GOAL: Please reproduce the material from its first line through the line containing "row-separator (127, 240, 128, 275)", with every line unchanged.

Saved entries
###
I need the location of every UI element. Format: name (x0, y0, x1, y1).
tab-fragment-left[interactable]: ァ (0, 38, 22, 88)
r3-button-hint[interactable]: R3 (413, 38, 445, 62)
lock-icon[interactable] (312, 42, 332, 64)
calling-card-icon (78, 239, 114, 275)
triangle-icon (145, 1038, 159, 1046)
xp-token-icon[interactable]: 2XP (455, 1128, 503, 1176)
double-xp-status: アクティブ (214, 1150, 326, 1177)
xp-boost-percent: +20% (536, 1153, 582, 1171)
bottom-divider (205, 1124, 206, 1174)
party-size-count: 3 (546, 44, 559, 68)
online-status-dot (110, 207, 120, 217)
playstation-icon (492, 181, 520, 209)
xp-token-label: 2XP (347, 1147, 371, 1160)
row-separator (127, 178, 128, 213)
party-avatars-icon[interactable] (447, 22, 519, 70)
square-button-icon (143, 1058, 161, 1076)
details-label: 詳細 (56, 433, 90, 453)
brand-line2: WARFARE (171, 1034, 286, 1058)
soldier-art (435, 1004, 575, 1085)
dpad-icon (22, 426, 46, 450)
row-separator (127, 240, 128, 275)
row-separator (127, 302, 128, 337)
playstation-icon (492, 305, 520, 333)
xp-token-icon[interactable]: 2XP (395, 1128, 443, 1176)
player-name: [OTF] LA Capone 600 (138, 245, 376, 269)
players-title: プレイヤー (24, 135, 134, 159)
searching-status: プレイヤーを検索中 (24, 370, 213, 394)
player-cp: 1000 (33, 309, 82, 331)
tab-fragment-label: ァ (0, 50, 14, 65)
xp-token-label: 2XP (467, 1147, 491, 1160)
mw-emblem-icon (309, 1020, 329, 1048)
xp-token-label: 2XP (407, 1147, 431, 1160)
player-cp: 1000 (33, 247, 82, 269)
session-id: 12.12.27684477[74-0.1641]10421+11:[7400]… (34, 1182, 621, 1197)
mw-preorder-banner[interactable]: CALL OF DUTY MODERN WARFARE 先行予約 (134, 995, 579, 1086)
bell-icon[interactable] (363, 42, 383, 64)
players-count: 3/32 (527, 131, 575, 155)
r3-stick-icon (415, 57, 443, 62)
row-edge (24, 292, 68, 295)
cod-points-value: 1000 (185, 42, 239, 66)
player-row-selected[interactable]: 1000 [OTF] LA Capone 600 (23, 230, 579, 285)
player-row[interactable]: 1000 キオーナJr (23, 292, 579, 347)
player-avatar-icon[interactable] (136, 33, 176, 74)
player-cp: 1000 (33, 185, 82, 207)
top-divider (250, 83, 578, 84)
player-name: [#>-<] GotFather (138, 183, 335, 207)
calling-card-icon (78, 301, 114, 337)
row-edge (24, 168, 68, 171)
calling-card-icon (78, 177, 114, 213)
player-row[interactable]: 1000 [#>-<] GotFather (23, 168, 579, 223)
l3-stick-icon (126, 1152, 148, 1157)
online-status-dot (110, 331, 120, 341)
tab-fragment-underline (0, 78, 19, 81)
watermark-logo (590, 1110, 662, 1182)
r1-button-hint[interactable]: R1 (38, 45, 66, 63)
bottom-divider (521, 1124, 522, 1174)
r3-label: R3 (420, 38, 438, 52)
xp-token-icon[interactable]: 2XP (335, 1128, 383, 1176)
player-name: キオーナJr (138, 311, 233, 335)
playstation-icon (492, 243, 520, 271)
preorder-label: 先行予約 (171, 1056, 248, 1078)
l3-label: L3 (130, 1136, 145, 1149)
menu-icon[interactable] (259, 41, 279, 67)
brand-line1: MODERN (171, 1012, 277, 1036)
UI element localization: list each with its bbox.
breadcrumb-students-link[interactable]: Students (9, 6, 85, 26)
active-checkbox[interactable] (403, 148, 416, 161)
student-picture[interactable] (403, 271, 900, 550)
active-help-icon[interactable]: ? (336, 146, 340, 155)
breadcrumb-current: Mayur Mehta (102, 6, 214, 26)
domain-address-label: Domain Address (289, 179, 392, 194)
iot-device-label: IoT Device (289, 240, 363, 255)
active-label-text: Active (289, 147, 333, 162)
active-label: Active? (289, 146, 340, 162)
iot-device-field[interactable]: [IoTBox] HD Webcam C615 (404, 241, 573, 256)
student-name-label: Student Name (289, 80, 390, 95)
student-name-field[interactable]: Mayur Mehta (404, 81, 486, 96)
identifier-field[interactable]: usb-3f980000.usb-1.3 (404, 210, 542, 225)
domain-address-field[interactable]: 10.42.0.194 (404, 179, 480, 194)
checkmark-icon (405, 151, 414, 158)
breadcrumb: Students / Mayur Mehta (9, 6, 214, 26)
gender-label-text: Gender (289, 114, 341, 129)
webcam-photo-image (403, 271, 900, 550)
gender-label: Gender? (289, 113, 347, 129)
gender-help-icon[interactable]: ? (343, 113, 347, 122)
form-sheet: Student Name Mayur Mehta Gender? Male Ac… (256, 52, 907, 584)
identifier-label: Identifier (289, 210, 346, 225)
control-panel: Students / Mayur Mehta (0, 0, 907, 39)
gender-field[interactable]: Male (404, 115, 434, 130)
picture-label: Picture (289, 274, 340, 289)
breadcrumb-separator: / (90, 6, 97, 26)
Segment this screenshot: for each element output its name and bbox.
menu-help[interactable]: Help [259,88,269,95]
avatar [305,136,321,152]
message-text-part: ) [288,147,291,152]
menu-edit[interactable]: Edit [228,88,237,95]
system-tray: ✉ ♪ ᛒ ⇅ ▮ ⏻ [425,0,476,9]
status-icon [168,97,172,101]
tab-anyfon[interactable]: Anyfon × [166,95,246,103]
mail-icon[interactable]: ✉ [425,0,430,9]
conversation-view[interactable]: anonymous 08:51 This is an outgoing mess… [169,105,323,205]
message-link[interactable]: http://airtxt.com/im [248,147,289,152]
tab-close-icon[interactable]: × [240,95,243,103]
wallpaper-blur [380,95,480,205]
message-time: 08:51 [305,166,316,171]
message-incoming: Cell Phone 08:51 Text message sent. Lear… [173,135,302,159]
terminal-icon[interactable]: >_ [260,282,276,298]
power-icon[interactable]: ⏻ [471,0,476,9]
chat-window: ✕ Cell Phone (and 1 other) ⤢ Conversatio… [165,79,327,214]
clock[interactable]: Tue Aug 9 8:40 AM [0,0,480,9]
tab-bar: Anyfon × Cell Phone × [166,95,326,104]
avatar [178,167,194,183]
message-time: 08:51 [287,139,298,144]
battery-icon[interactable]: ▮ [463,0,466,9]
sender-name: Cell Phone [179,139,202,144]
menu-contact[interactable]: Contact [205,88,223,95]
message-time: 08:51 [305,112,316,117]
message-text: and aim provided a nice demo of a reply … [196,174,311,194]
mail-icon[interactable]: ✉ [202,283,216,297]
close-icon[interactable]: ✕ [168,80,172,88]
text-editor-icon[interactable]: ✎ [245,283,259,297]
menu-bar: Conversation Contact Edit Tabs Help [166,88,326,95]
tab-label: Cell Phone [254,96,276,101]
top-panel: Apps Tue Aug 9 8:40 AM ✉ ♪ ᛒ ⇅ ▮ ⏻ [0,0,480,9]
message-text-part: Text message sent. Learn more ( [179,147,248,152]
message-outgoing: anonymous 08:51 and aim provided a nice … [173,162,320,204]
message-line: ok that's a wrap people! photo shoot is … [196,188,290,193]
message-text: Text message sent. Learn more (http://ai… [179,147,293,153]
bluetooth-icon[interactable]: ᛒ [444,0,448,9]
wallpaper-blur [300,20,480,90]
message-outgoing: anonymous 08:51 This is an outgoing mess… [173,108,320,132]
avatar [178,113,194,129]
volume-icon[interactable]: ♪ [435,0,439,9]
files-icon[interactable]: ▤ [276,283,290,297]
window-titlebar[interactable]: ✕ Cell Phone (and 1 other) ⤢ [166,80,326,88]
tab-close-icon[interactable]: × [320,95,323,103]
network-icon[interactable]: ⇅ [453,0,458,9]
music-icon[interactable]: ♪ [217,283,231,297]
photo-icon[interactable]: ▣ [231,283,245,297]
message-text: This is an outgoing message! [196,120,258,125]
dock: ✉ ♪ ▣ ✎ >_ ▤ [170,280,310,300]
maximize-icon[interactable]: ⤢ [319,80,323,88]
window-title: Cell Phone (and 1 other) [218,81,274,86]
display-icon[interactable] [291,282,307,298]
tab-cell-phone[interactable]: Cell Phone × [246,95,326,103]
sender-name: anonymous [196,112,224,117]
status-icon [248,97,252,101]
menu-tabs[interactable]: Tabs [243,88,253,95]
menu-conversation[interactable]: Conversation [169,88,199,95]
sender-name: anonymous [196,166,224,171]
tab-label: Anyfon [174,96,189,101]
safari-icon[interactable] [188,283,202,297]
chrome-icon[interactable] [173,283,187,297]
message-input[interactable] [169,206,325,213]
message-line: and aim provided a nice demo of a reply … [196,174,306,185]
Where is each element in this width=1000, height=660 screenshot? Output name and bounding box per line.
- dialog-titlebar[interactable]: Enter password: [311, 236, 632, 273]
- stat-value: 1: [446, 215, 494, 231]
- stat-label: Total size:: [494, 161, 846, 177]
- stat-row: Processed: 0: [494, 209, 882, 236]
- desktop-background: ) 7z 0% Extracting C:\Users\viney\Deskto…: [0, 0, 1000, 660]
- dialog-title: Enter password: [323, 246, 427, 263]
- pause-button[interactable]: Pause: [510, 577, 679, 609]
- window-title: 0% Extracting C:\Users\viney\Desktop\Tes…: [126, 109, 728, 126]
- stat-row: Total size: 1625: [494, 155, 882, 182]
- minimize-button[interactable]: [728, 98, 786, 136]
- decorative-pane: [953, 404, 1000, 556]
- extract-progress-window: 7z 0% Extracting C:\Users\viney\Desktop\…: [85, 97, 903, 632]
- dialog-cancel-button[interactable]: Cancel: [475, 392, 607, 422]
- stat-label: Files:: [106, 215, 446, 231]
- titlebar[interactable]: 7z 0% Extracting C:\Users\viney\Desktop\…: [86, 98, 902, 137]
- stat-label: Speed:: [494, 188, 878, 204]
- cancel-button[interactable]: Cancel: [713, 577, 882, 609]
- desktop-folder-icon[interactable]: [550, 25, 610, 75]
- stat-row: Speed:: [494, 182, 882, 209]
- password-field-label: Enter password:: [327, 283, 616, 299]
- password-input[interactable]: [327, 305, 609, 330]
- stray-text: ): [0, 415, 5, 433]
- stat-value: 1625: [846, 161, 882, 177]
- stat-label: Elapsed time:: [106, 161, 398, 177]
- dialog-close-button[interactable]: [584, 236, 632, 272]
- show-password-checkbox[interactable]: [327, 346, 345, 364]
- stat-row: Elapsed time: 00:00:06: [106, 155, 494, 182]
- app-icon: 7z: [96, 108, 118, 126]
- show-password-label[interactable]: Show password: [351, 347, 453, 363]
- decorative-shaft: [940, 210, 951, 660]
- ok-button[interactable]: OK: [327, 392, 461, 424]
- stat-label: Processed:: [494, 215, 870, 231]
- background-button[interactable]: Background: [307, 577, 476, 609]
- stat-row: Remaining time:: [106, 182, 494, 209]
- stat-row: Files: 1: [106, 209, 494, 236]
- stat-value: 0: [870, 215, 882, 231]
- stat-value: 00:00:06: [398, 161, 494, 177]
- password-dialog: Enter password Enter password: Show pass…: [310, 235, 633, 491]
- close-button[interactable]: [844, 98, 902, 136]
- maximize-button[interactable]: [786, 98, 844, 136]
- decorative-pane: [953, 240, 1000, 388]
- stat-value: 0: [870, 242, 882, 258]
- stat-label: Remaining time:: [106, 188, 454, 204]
###
RESULT OF THIS TASK:
I need the location of every UI element. Format: name (x0, y0, x1, y1).
tab-fragment-left[interactable]: ァ (0, 38, 22, 88)
r3-button-hint[interactable]: R3 (413, 38, 445, 62)
lock-icon[interactable] (312, 42, 332, 64)
calling-card-icon (78, 239, 114, 275)
triangle-icon (145, 1038, 159, 1046)
xp-token-icon[interactable]: 2XP (455, 1128, 503, 1176)
double-xp-status: アクティブ (214, 1150, 326, 1177)
xp-boost-percent: +20% (536, 1153, 582, 1171)
bottom-divider (205, 1124, 206, 1174)
party-size-count: 3 (546, 44, 559, 68)
online-status-dot (110, 207, 120, 217)
playstation-icon (492, 181, 520, 209)
xp-token-label: 2XP (347, 1147, 371, 1160)
row-separator (127, 178, 128, 213)
party-avatars-icon[interactable] (447, 22, 519, 70)
square-button-icon (143, 1058, 161, 1076)
details-label: 詳細 (56, 433, 90, 453)
brand-line2: WARFARE (171, 1034, 286, 1058)
soldier-art (435, 1004, 575, 1085)
dpad-icon (22, 426, 46, 450)
row-separator (127, 240, 128, 275)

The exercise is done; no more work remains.